EXERCISE INSTRUCTIONS
Copy every line with the string "adicionais" in it.

TASK MATERIAL
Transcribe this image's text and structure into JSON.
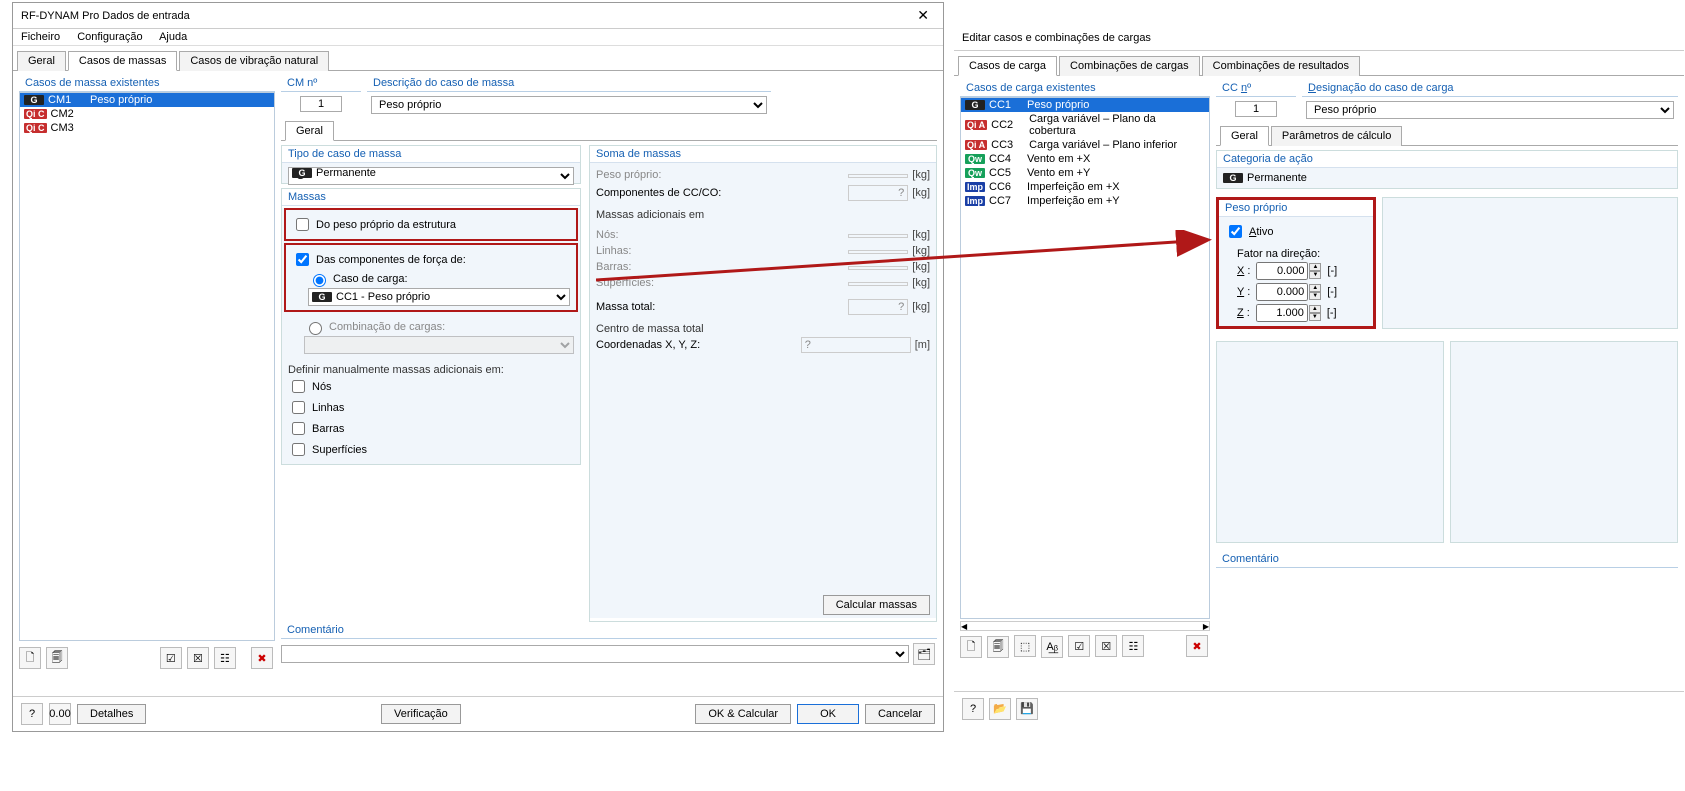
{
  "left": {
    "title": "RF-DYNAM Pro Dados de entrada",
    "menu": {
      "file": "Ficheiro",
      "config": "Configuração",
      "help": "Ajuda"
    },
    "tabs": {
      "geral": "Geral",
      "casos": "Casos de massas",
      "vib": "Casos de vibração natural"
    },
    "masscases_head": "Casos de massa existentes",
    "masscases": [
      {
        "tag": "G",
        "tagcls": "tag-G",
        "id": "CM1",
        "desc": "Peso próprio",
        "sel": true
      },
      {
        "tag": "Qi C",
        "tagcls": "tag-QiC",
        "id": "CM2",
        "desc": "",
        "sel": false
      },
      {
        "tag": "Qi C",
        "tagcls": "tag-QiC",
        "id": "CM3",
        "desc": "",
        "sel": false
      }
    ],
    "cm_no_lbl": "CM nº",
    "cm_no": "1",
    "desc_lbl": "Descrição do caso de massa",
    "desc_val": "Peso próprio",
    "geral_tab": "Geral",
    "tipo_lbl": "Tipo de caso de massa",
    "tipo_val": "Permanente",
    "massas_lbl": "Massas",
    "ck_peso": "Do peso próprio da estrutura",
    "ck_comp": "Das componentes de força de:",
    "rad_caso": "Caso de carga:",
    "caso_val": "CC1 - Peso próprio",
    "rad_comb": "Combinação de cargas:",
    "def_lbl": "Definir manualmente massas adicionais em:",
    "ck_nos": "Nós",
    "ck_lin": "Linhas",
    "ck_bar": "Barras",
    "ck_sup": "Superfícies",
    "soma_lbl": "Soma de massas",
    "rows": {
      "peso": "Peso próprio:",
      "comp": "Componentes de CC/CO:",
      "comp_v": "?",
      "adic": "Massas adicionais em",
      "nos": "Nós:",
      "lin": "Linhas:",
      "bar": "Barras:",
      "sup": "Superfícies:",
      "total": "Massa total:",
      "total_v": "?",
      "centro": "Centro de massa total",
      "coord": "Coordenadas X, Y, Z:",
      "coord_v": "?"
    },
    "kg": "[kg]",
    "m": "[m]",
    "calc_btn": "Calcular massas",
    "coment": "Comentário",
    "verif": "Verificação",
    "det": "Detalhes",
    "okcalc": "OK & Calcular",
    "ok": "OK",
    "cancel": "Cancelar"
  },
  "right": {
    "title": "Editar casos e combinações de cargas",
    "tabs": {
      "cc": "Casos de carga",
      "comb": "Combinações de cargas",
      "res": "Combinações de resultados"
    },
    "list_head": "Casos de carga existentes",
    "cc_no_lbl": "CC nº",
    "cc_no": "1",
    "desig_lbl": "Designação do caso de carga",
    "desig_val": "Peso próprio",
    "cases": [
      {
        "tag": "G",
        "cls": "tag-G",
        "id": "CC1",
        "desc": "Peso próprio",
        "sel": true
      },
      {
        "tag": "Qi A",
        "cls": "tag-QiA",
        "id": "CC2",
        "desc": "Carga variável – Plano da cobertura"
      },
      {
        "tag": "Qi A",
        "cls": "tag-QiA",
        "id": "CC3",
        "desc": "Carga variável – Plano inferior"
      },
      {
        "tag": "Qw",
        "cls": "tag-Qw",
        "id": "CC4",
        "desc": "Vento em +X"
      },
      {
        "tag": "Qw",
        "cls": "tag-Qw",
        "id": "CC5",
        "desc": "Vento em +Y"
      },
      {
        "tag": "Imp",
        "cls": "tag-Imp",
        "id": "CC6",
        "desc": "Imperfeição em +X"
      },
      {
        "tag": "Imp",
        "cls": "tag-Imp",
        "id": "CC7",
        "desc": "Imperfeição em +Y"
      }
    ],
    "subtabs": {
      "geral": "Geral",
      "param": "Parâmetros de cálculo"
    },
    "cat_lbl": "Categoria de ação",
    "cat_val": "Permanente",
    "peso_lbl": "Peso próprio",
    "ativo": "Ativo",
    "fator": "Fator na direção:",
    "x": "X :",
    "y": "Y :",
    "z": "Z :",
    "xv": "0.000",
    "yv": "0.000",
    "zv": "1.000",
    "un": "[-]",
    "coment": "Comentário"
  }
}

EXERCISE OUTPUT
    "def_lbl": "Definir manualmente massas adicionais em:",
      "adic": "Massas adicionais em",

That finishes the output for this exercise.